→ **TO BE DONE**
Select and copy out every line in the records containing "year".

→ **GIVEN INFORMATION**
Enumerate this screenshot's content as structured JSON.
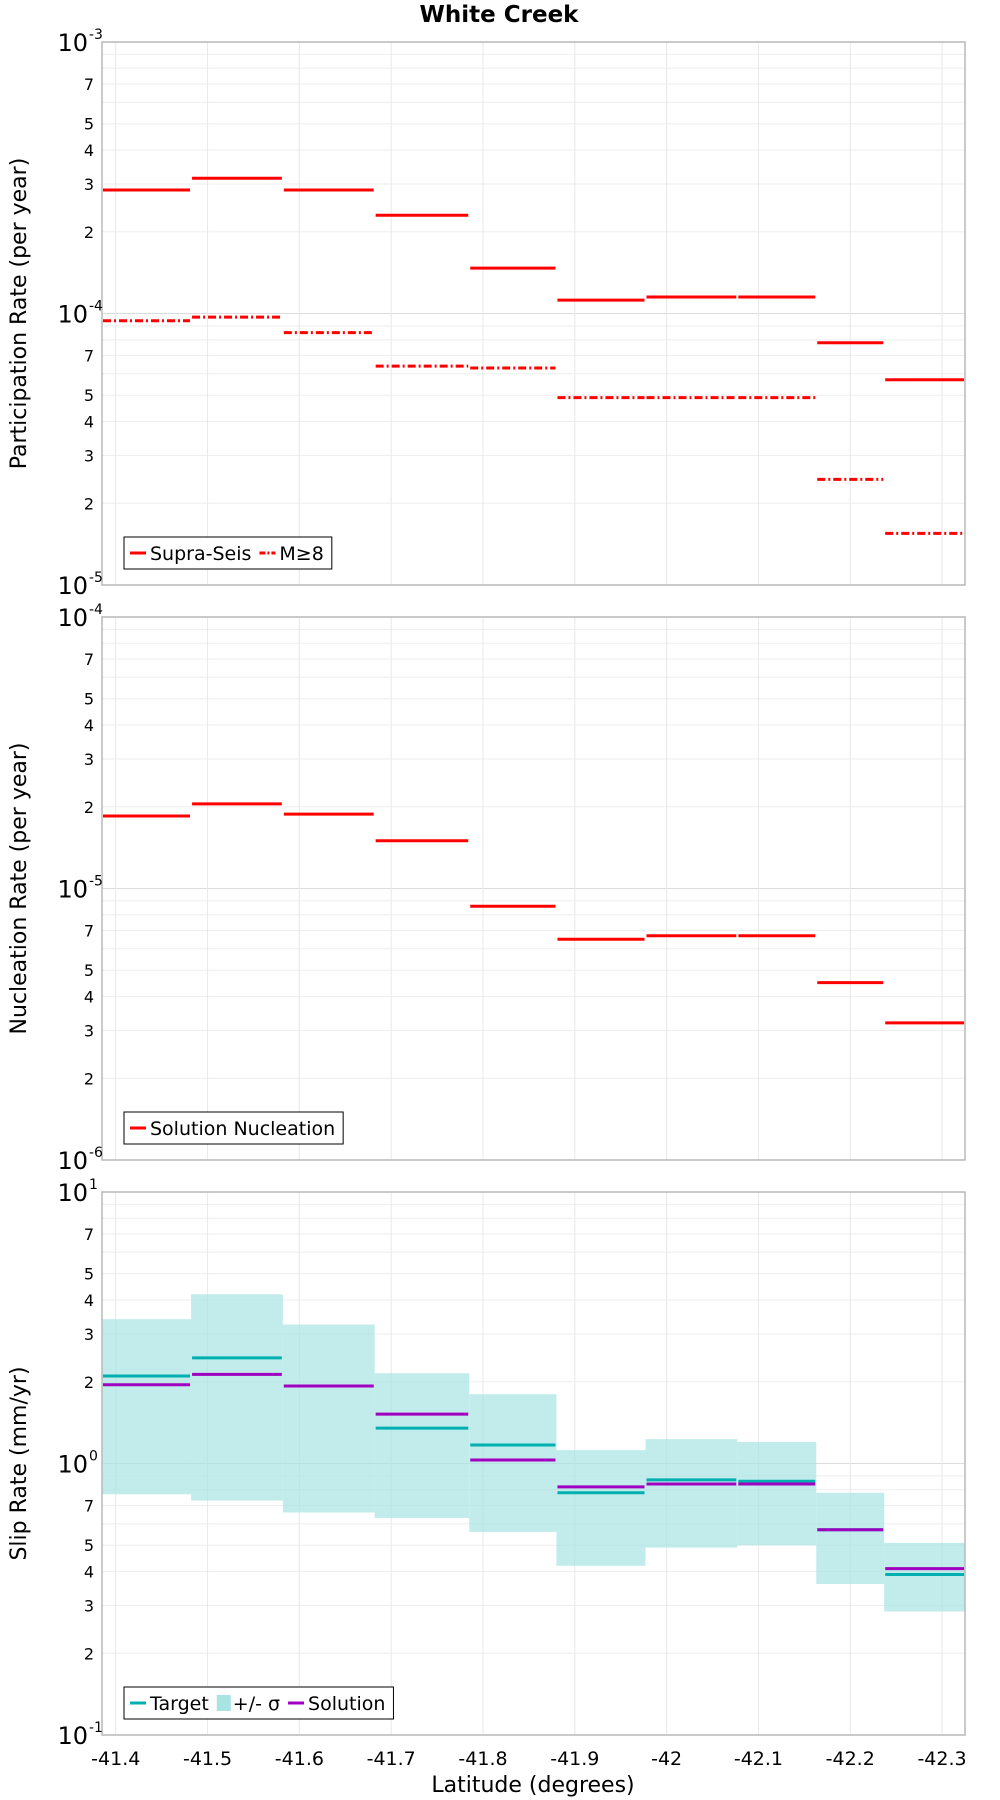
{
  "title": "White Creek",
  "xlabel": "Latitude (degrees)",
  "x_tick_labels": [
    "-41.4",
    "-41.5",
    "-41.6",
    "-41.7",
    "-41.8",
    "-41.9",
    "-42",
    "-42.1",
    "-42.2",
    "-42.3"
  ],
  "colors": {
    "red": "#ff0000",
    "cyan": "#00b0b0",
    "purple": "#a000c0",
    "band": "#a8e4e2",
    "grid": "#e8e8e8",
    "frame": "#b8b8b8"
  },
  "chart_data": [
    {
      "type": "line",
      "style": "step",
      "ylabel": "Participation Rate (per year)",
      "ylim": [
        1e-05,
        0.001
      ],
      "xlim": [
        -41.385,
        -42.325
      ],
      "x_ticks": [
        -41.4,
        -41.5,
        -41.6,
        -41.7,
        -41.8,
        -41.9,
        -42.0,
        -42.1,
        -42.2,
        -42.3
      ],
      "y_major_labels": [
        {
          "value": 0.001,
          "base": "10",
          "exp": "-3"
        },
        {
          "value": 0.0001,
          "base": "10",
          "exp": "-4"
        },
        {
          "value": 1e-05,
          "base": "10",
          "exp": "-5"
        }
      ],
      "y_minor_labels": [
        {
          "value": 0.0007,
          "label": "7"
        },
        {
          "value": 0.0005,
          "label": "5"
        },
        {
          "value": 0.0004,
          "label": "4"
        },
        {
          "value": 0.0003,
          "label": "3"
        },
        {
          "value": 0.0002,
          "label": "2"
        },
        {
          "value": 7e-05,
          "label": "7"
        },
        {
          "value": 5e-05,
          "label": "5"
        },
        {
          "value": 4e-05,
          "label": "4"
        },
        {
          "value": 3e-05,
          "label": "3"
        },
        {
          "value": 2e-05,
          "label": "2"
        }
      ],
      "legend": {
        "position": "bottom-left",
        "entries": [
          {
            "label": "Supra-Seis",
            "style": "solid"
          },
          {
            "label": "M≥8",
            "style": "dashdot"
          }
        ]
      },
      "series": [
        {
          "name": "Supra-Seis",
          "color": "#ff0000",
          "style": "solid",
          "segments": [
            {
              "x0": -41.385,
              "x1": -41.482,
              "y": 0.000285
            },
            {
              "x0": -41.482,
              "x1": -41.582,
              "y": 0.000315
            },
            {
              "x0": -41.582,
              "x1": -41.682,
              "y": 0.000285
            },
            {
              "x0": -41.682,
              "x1": -41.785,
              "y": 0.00023
            },
            {
              "x0": -41.785,
              "x1": -41.88,
              "y": 0.000147
            },
            {
              "x0": -41.88,
              "x1": -41.977,
              "y": 0.000112
            },
            {
              "x0": -41.977,
              "x1": -42.077,
              "y": 0.000115
            },
            {
              "x0": -42.077,
              "x1": -42.163,
              "y": 0.000115
            },
            {
              "x0": -42.163,
              "x1": -42.237,
              "y": 7.8e-05
            },
            {
              "x0": -42.237,
              "x1": -42.325,
              "y": 5.7e-05
            }
          ]
        },
        {
          "name": "M≥8",
          "color": "#ff0000",
          "style": "dashdot",
          "segments": [
            {
              "x0": -41.385,
              "x1": -41.482,
              "y": 9.4e-05
            },
            {
              "x0": -41.482,
              "x1": -41.582,
              "y": 9.7e-05
            },
            {
              "x0": -41.582,
              "x1": -41.682,
              "y": 8.5e-05
            },
            {
              "x0": -41.682,
              "x1": -41.785,
              "y": 6.4e-05
            },
            {
              "x0": -41.785,
              "x1": -41.88,
              "y": 6.3e-05
            },
            {
              "x0": -41.88,
              "x1": -41.977,
              "y": 4.9e-05
            },
            {
              "x0": -41.977,
              "x1": -42.077,
              "y": 4.9e-05
            },
            {
              "x0": -42.077,
              "x1": -42.163,
              "y": 4.9e-05
            },
            {
              "x0": -42.163,
              "x1": -42.237,
              "y": 2.45e-05
            },
            {
              "x0": -42.237,
              "x1": -42.325,
              "y": 1.55e-05
            }
          ]
        }
      ]
    },
    {
      "type": "line",
      "style": "step",
      "ylabel": "Nucleation Rate (per year)",
      "ylim": [
        1e-06,
        0.0001
      ],
      "xlim": [
        -41.385,
        -42.325
      ],
      "x_ticks": [
        -41.4,
        -41.5,
        -41.6,
        -41.7,
        -41.8,
        -41.9,
        -42.0,
        -42.1,
        -42.2,
        -42.3
      ],
      "y_major_labels": [
        {
          "value": 0.0001,
          "base": "10",
          "exp": "-4"
        },
        {
          "value": 1e-05,
          "base": "10",
          "exp": "-5"
        },
        {
          "value": 1e-06,
          "base": "10",
          "exp": "-6"
        }
      ],
      "y_minor_labels": [
        {
          "value": 7e-05,
          "label": "7"
        },
        {
          "value": 5e-05,
          "label": "5"
        },
        {
          "value": 4e-05,
          "label": "4"
        },
        {
          "value": 3e-05,
          "label": "3"
        },
        {
          "value": 2e-05,
          "label": "2"
        },
        {
          "value": 7e-06,
          "label": "7"
        },
        {
          "value": 5e-06,
          "label": "5"
        },
        {
          "value": 4e-06,
          "label": "4"
        },
        {
          "value": 3e-06,
          "label": "3"
        },
        {
          "value": 2e-06,
          "label": "2"
        }
      ],
      "legend": {
        "position": "bottom-left",
        "entries": [
          {
            "label": "Solution Nucleation",
            "style": "solid"
          }
        ]
      },
      "series": [
        {
          "name": "Solution Nucleation",
          "color": "#ff0000",
          "style": "solid",
          "segments": [
            {
              "x0": -41.385,
              "x1": -41.482,
              "y": 1.85e-05
            },
            {
              "x0": -41.482,
              "x1": -41.582,
              "y": 2.05e-05
            },
            {
              "x0": -41.582,
              "x1": -41.682,
              "y": 1.88e-05
            },
            {
              "x0": -41.682,
              "x1": -41.785,
              "y": 1.5e-05
            },
            {
              "x0": -41.785,
              "x1": -41.88,
              "y": 8.6e-06
            },
            {
              "x0": -41.88,
              "x1": -41.977,
              "y": 6.5e-06
            },
            {
              "x0": -41.977,
              "x1": -42.077,
              "y": 6.7e-06
            },
            {
              "x0": -42.077,
              "x1": -42.163,
              "y": 6.7e-06
            },
            {
              "x0": -42.163,
              "x1": -42.237,
              "y": 4.5e-06
            },
            {
              "x0": -42.237,
              "x1": -42.325,
              "y": 3.2e-06
            }
          ]
        }
      ]
    },
    {
      "type": "line",
      "style": "step",
      "ylabel": "Slip Rate (mm/yr)",
      "ylim": [
        0.1,
        10
      ],
      "xlim": [
        -41.385,
        -42.325
      ],
      "x_ticks": [
        -41.4,
        -41.5,
        -41.6,
        -41.7,
        -41.8,
        -41.9,
        -42.0,
        -42.1,
        -42.2,
        -42.3
      ],
      "y_major_labels": [
        {
          "value": 10,
          "base": "10",
          "exp": "1"
        },
        {
          "value": 1,
          "base": "10",
          "exp": "0"
        },
        {
          "value": 0.1,
          "base": "10",
          "exp": "-1"
        }
      ],
      "y_minor_labels": [
        {
          "value": 7,
          "label": "7"
        },
        {
          "value": 5,
          "label": "5"
        },
        {
          "value": 4,
          "label": "4"
        },
        {
          "value": 3,
          "label": "3"
        },
        {
          "value": 2,
          "label": "2"
        },
        {
          "value": 0.7,
          "label": "7"
        },
        {
          "value": 0.5,
          "label": "5"
        },
        {
          "value": 0.4,
          "label": "4"
        },
        {
          "value": 0.3,
          "label": "3"
        },
        {
          "value": 0.2,
          "label": "2"
        }
      ],
      "legend": {
        "position": "bottom-left",
        "entries": [
          {
            "label": "Target",
            "style": "solid"
          },
          {
            "label": "+/- σ",
            "style": "band"
          },
          {
            "label": "Solution",
            "style": "solid"
          }
        ]
      },
      "bands": [
        {
          "name": "+/- σ",
          "color": "#a8e4e2",
          "segments": [
            {
              "x0": -41.385,
              "x1": -41.482,
              "lo": 0.77,
              "hi": 3.4
            },
            {
              "x0": -41.482,
              "x1": -41.582,
              "lo": 0.73,
              "hi": 4.2
            },
            {
              "x0": -41.582,
              "x1": -41.682,
              "lo": 0.66,
              "hi": 3.25
            },
            {
              "x0": -41.682,
              "x1": -41.785,
              "lo": 0.63,
              "hi": 2.15
            },
            {
              "x0": -41.785,
              "x1": -41.88,
              "lo": 0.56,
              "hi": 1.8
            },
            {
              "x0": -41.88,
              "x1": -41.977,
              "lo": 0.42,
              "hi": 1.12
            },
            {
              "x0": -41.977,
              "x1": -42.077,
              "lo": 0.49,
              "hi": 1.23
            },
            {
              "x0": -42.077,
              "x1": -42.163,
              "lo": 0.5,
              "hi": 1.2
            },
            {
              "x0": -42.163,
              "x1": -42.237,
              "lo": 0.36,
              "hi": 0.78
            },
            {
              "x0": -42.237,
              "x1": -42.325,
              "lo": 0.285,
              "hi": 0.51
            }
          ]
        }
      ],
      "series": [
        {
          "name": "Target",
          "color": "#00b0b0",
          "style": "solid",
          "segments": [
            {
              "x0": -41.385,
              "x1": -41.482,
              "y": 2.1
            },
            {
              "x0": -41.482,
              "x1": -41.582,
              "y": 2.45
            },
            {
              "x0": -41.582,
              "x1": -41.682,
              "y": 1.93
            },
            {
              "x0": -41.682,
              "x1": -41.785,
              "y": 1.35
            },
            {
              "x0": -41.785,
              "x1": -41.88,
              "y": 1.17
            },
            {
              "x0": -41.88,
              "x1": -41.977,
              "y": 0.78
            },
            {
              "x0": -41.977,
              "x1": -42.077,
              "y": 0.87
            },
            {
              "x0": -42.077,
              "x1": -42.163,
              "y": 0.86
            },
            {
              "x0": -42.163,
              "x1": -42.237,
              "y": 0.57
            },
            {
              "x0": -42.237,
              "x1": -42.325,
              "y": 0.39
            }
          ]
        },
        {
          "name": "Solution",
          "color": "#a000c0",
          "style": "solid",
          "segments": [
            {
              "x0": -41.385,
              "x1": -41.482,
              "y": 1.95
            },
            {
              "x0": -41.482,
              "x1": -41.582,
              "y": 2.13
            },
            {
              "x0": -41.582,
              "x1": -41.682,
              "y": 1.93
            },
            {
              "x0": -41.682,
              "x1": -41.785,
              "y": 1.52
            },
            {
              "x0": -41.785,
              "x1": -41.88,
              "y": 1.03
            },
            {
              "x0": -41.88,
              "x1": -41.977,
              "y": 0.82
            },
            {
              "x0": -41.977,
              "x1": -42.077,
              "y": 0.84
            },
            {
              "x0": -42.077,
              "x1": -42.163,
              "y": 0.84
            },
            {
              "x0": -42.163,
              "x1": -42.237,
              "y": 0.57
            },
            {
              "x0": -42.237,
              "x1": -42.325,
              "y": 0.41
            }
          ]
        }
      ]
    }
  ]
}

→ **RESPONSE TO THE EXERCISE**
      "ylabel": "Participation Rate (per year)",
      "ylabel": "Nucleation Rate (per year)",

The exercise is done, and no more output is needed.